## Problem details
Where a line of the records contains the word "concentrazione", show that line.

(Document page transcript entries)
+ + +
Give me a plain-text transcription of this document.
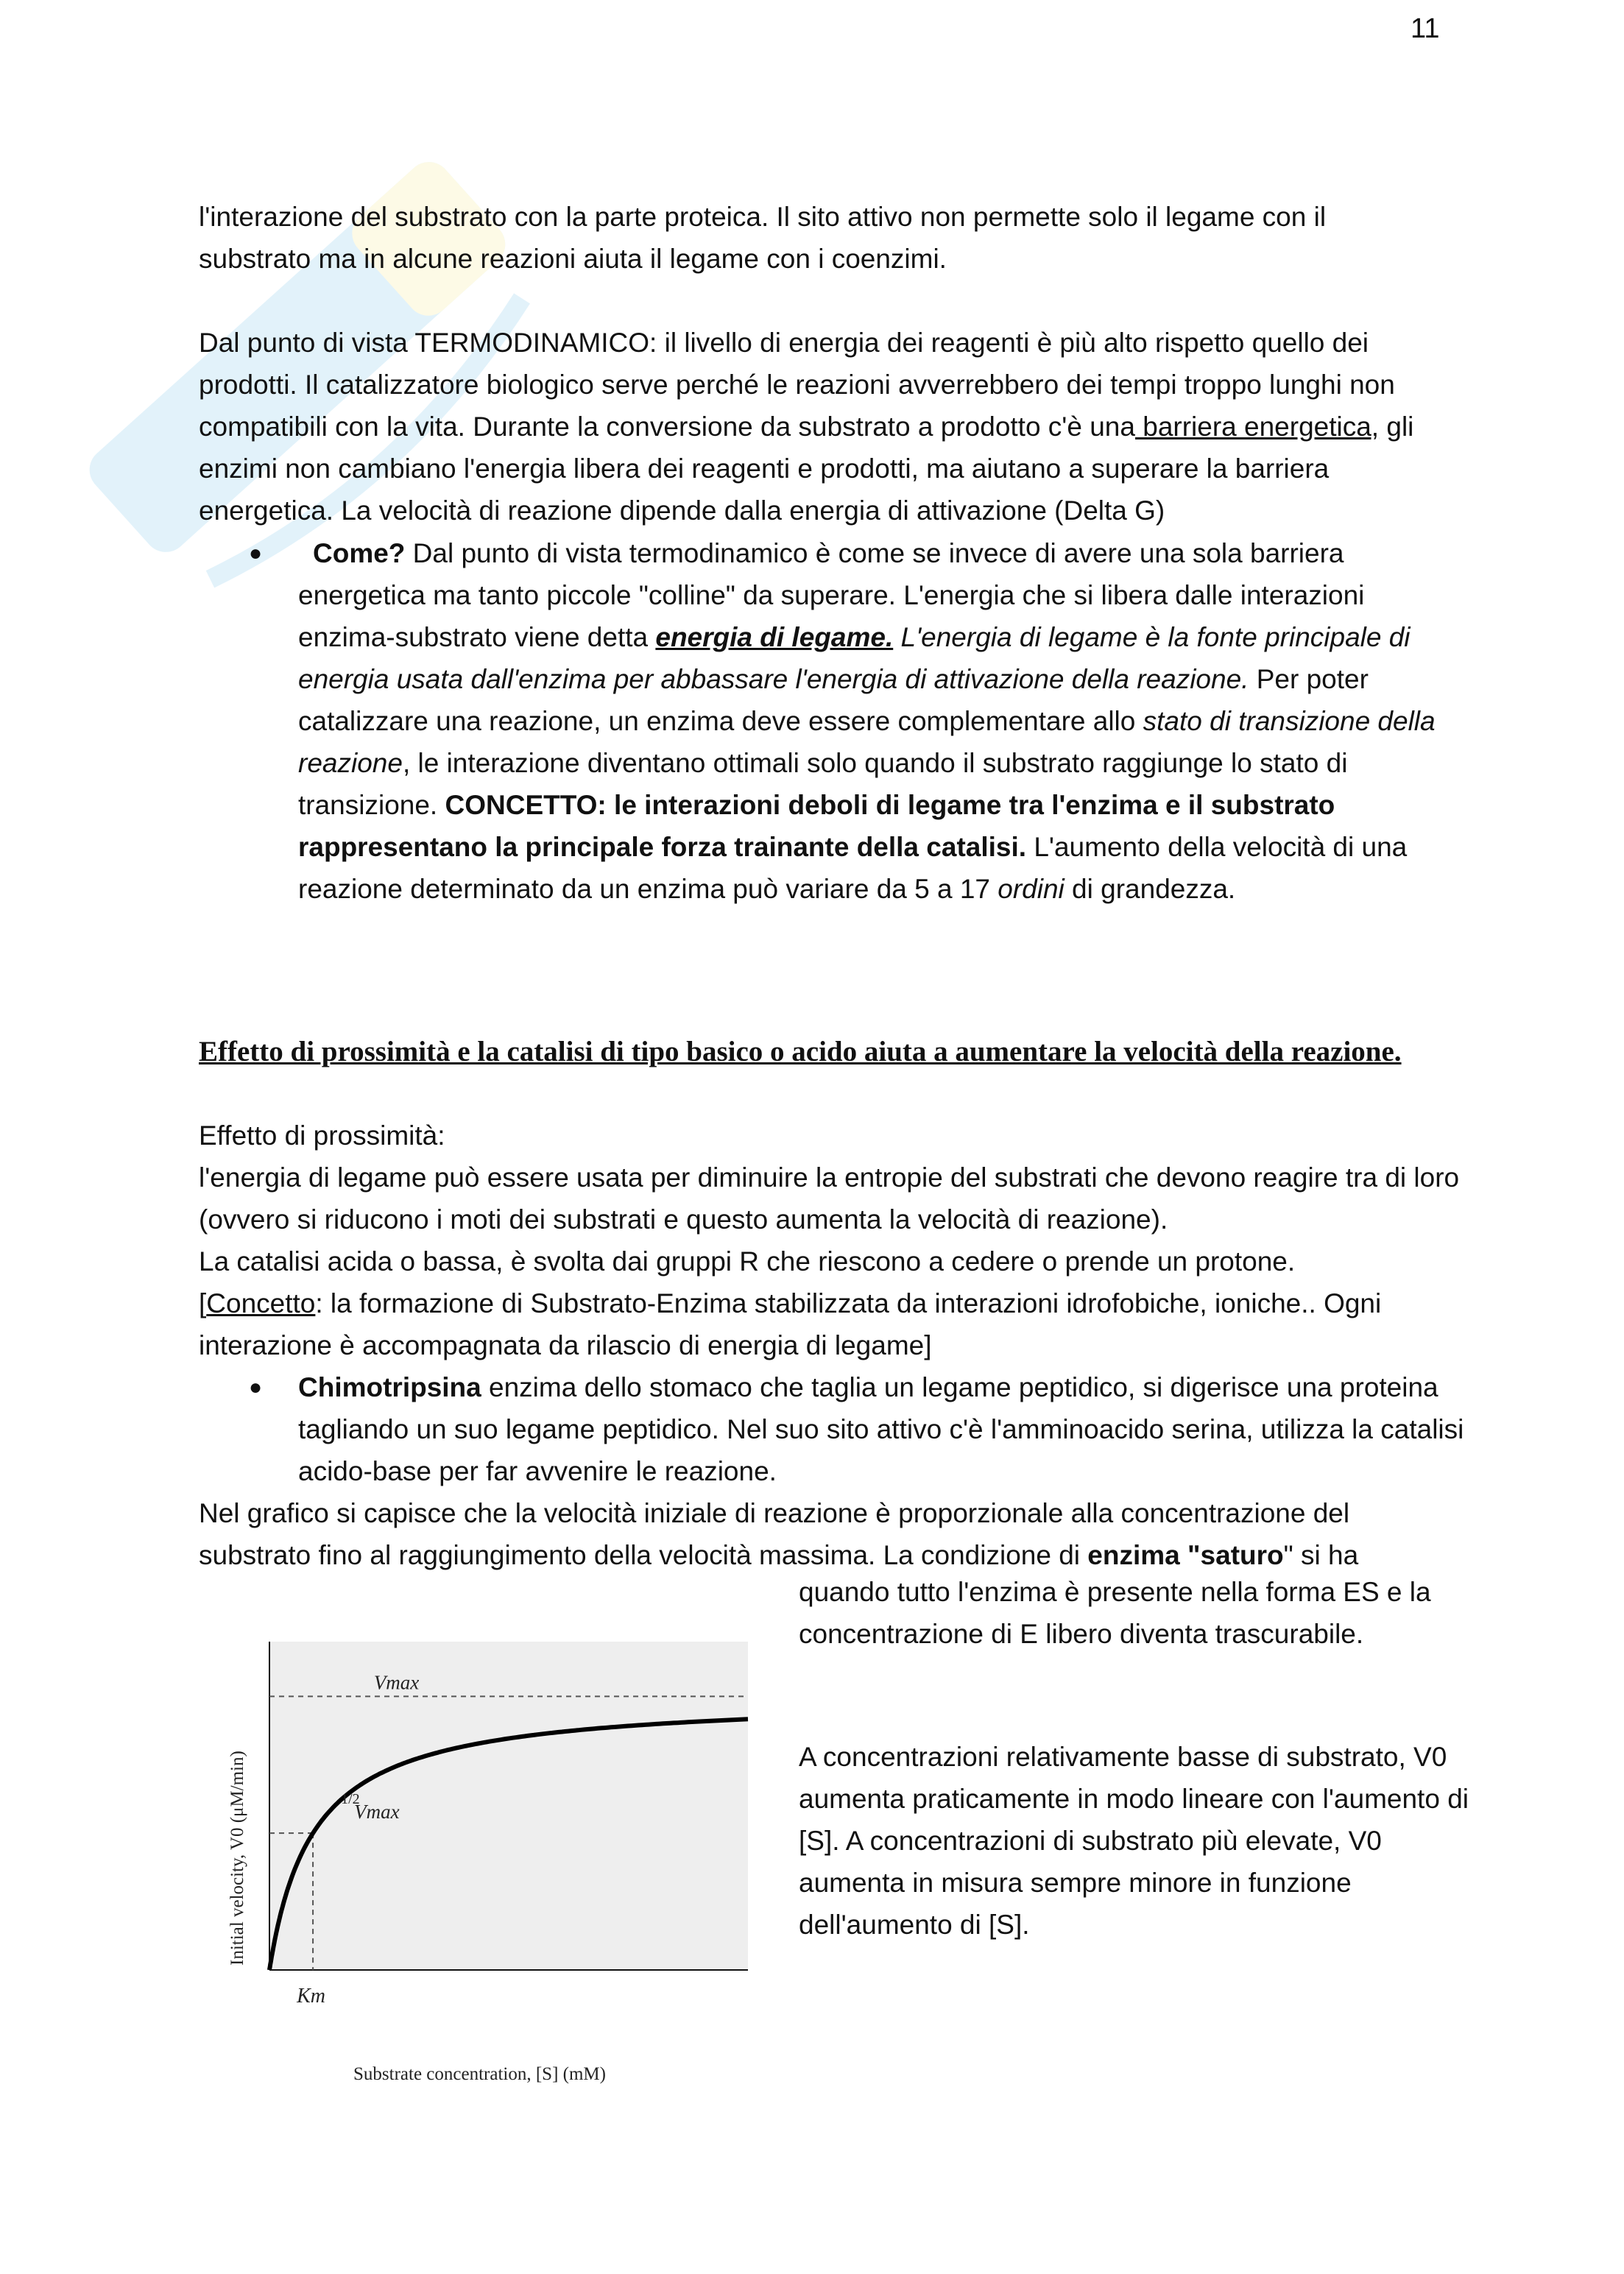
11

l'interazione del substrato con la parte proteica. Il sito attivo non permette solo il legame con il

substrato ma in alcune reazioni aiuta il legame con i coenzimi.

Dal punto di vista TERMODINAMICO: il livello di energia dei reagenti è più alto rispetto quello dei prodotti. Il catalizzatore biologico serve perché le reazioni avverrebbero dei tempi troppo lunghi non compatibili con la vita. Durante la conversione da substrato a prodotto c'è una barriera energetica, gli enzimi non cambiano l'energia libera dei reagenti e prodotti, ma aiutano a superare la barriera energetica. La velocità di reazione dipende dalla energia di attivazione (Delta G)

●	Come? Dal punto di vista termodinamico è come se invece di avere una sola barriera energetica ma tanto piccole "colline" da superare. L'energia che si libera dalle interazioni enzima-substrato viene detta energia di legame. L'energia di legame è la fonte principale di energia usata dall'enzima per abbassare l'energia di attivazione della reazione. Per poter catalizzare una reazione, un enzima deve essere complementare allo stato di transizione della reazione, le interazione diventano ottimali solo quando il substrato raggiunge lo stato di transizione. CONCETTO: le interazioni deboli di legame tra l'enzima e il substrato rappresentano la principale forza trainante della catalisi. L'aumento della velocità di una reazione determinato da un enzima può variare da 5 a 17 ordini di grandezza.

Effetto di prossimità e la catalisi di tipo basico o acido aiuta a aumentare la velocità della reazione.

Effetto di prossimità:

l'energia di legame può essere usata per diminuire la entropie del substrati che devono reagire tra di loro (ovvero si riducono i moti dei substrati e questo aumenta la velocità di reazione).

La catalisi acida o bassa, è svolta dai gruppi R che riescono a cedere o prende un protone.

[Concetto: la formazione di Substrato-Enzima stabilizzata da interazioni idrofobiche, ioniche.. Ogni interazione è accompagnata da rilascio di energia di legame]

● Chimotripsina enzima dello stomaco che taglia un legame peptidico, si digerisce una proteina tagliando un suo legame peptidico. Nel suo sito attivo c'è l'amminoacido serina, utilizza la catalisi acido-base per far avvenire le reazione.

Nel grafico si capisce che la velocità iniziale di reazione è proporzionale alla concentrazione del substrato fino al raggiungimento della velocità massima. La condizione di enzima "saturo" si ha

quando tutto l'enzima è presente nella forma ES e la concentrazione di E libero diventa trascurabile.

A concentrazioni relativamente basse di substrato, V0 aumenta praticamente in modo lineare con l'aumento di [S]. A concentrazioni di substrato più elevate, V0 aumenta in misura sempre minore in funzione dell'aumento di [S].

Vmax
1/2
Vmax
Km
Substrate concentration, [S] (mM)
Initial velocity, V0 (μM/min)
+ + +
## Problem solution
Nel grafico si capisce che la velocità iniziale di reazione è proporzionale alla concentrazione del substrato fino al raggiungimento della velocità massima. La condizione di enzima "saturo" si ha
quando tutto l'enzima è presente nella forma ES e la concentrazione di E libero diventa trascurabile.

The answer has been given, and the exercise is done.